> **PROBLEM**
Write each line exactly as it stands, from the line containing "Give me a plain-text" through the end of the data.

╔══

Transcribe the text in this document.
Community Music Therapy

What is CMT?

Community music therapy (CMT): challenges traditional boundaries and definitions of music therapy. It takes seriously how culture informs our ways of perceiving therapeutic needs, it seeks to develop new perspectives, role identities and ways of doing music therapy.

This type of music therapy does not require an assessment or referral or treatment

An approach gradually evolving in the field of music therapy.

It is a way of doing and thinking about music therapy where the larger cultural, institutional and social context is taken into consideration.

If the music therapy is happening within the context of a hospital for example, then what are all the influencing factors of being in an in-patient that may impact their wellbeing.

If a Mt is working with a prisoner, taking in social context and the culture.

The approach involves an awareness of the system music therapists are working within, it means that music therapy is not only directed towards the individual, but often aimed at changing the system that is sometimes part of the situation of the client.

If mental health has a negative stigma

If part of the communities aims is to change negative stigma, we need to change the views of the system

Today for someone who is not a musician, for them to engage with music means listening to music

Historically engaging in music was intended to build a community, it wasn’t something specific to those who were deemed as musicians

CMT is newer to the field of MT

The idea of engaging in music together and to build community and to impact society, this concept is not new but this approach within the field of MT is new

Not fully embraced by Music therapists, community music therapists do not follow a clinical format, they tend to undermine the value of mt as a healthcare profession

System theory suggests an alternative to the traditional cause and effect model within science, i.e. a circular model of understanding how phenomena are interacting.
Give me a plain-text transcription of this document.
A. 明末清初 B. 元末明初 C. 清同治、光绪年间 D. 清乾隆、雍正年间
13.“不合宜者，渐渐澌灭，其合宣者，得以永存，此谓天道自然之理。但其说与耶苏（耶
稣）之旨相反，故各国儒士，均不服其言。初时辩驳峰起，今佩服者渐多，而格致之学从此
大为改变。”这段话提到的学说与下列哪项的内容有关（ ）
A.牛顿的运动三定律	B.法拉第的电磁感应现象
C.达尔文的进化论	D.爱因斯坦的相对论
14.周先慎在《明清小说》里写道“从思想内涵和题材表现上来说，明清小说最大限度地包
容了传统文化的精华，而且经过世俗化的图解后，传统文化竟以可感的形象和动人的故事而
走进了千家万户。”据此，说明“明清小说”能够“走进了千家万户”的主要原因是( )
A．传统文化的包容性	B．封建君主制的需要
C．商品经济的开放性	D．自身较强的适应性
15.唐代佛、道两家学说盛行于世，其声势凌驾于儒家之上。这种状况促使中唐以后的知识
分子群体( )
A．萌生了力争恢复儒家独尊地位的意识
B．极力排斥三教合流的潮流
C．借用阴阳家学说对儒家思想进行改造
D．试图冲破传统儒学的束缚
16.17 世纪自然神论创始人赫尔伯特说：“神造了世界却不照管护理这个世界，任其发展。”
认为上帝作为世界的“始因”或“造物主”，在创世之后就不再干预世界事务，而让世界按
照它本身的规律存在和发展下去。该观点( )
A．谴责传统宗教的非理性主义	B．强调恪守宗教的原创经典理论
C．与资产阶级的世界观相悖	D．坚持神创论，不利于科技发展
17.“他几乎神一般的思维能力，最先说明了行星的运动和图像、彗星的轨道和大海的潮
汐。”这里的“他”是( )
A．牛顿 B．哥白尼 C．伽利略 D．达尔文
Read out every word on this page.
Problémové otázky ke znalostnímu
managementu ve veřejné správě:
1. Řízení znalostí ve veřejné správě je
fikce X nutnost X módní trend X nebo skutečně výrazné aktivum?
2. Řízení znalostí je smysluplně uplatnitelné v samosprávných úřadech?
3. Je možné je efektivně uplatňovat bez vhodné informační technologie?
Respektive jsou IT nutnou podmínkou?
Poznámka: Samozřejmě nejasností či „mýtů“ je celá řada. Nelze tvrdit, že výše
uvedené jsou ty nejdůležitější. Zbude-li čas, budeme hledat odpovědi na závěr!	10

╚══

> **RESPONSE**
Give me a plain-text transcription of this document.
A. 明末清初 B. 元末明初 C. 清同治、光绪年间 D. 清乾隆、雍正年间
13.“不合宜者，渐渐澌灭，其合宣者，得以永存，此谓天道自然之理。但其说与耶苏（耶
稣）之旨相反，故各国儒士，均不服其言。初时辩驳峰起，今佩服者渐多，而格致之学从此
大为改变。”这段话提到的学说与下列哪项的内容有关（ ）
A.牛顿的运动三定律	B.法拉第的电磁感应现象
C.达尔文的进化论	D.爱因斯坦的相对论
14.周先慎在《明清小说》里写道“从思想内涵和题材表现上来说，明清小说最大限度地包
容了传统文化的精华，而且经过世俗化的图解后，传统文化竟以可感的形象和动人的故事而
走进了千家万户。”据此，说明“明清小说”能够“走进了千家万户”的主要原因是( )
A．传统文化的包容性	B．封建君主制的需要
C．商品经济的开放性	D．自身较强的适应性
15.唐代佛、道两家学说盛行于世，其声势凌驾于儒家之上。这种状况促使中唐以后的知识
分子群体( )
A．萌生了力争恢复儒家独尊地位的意识
B．极力排斥三教合流的潮流
C．借用阴阳家学说对儒家思想进行改造
D．试图冲破传统儒学的束缚
16.17 世纪自然神论创始人赫尔伯特说：“神造了世界却不照管护理这个世界，任其发展。”
认为上帝作为世界的“始因”或“造物主”，在创世之后就不再干预世界事务，而让世界按
照它本身的规律存在和发展下去。该观点( )
A．谴责传统宗教的非理性主义	B．强调恪守宗教的原创经典理论
C．与资产阶级的世界观相悖	D．坚持神创论，不利于科技发展
17.“他几乎神一般的思维能力，最先说明了行星的运动和图像、彗星的轨道和大海的潮
汐。”这里的“他”是( )
A．牛顿 B．哥白尼 C．伽利略 D．达尔文
Read out every word on this page.
Problémové otázky ke znalostnímu
managementu ve veřejné správě:
1. Řízení znalostí ve veřejné správě je
fikce X nutnost X módní trend X nebo skutečně výrazné aktivum?
2. Řízení znalostí je smysluplně uplatnitelné v samosprávných úřadech?
3. Je možné je efektivně uplatňovat bez vhodné informační technologie?
Respektive jsou IT nutnou podmínkou?
Poznámka: Samozřejmě nejasností či „mýtů“ je celá řada. Nelze tvrdit, že výše
uvedené jsou ty nejdůležitější. Zbude-li čas, budeme hledat odpovědi na závěr!	10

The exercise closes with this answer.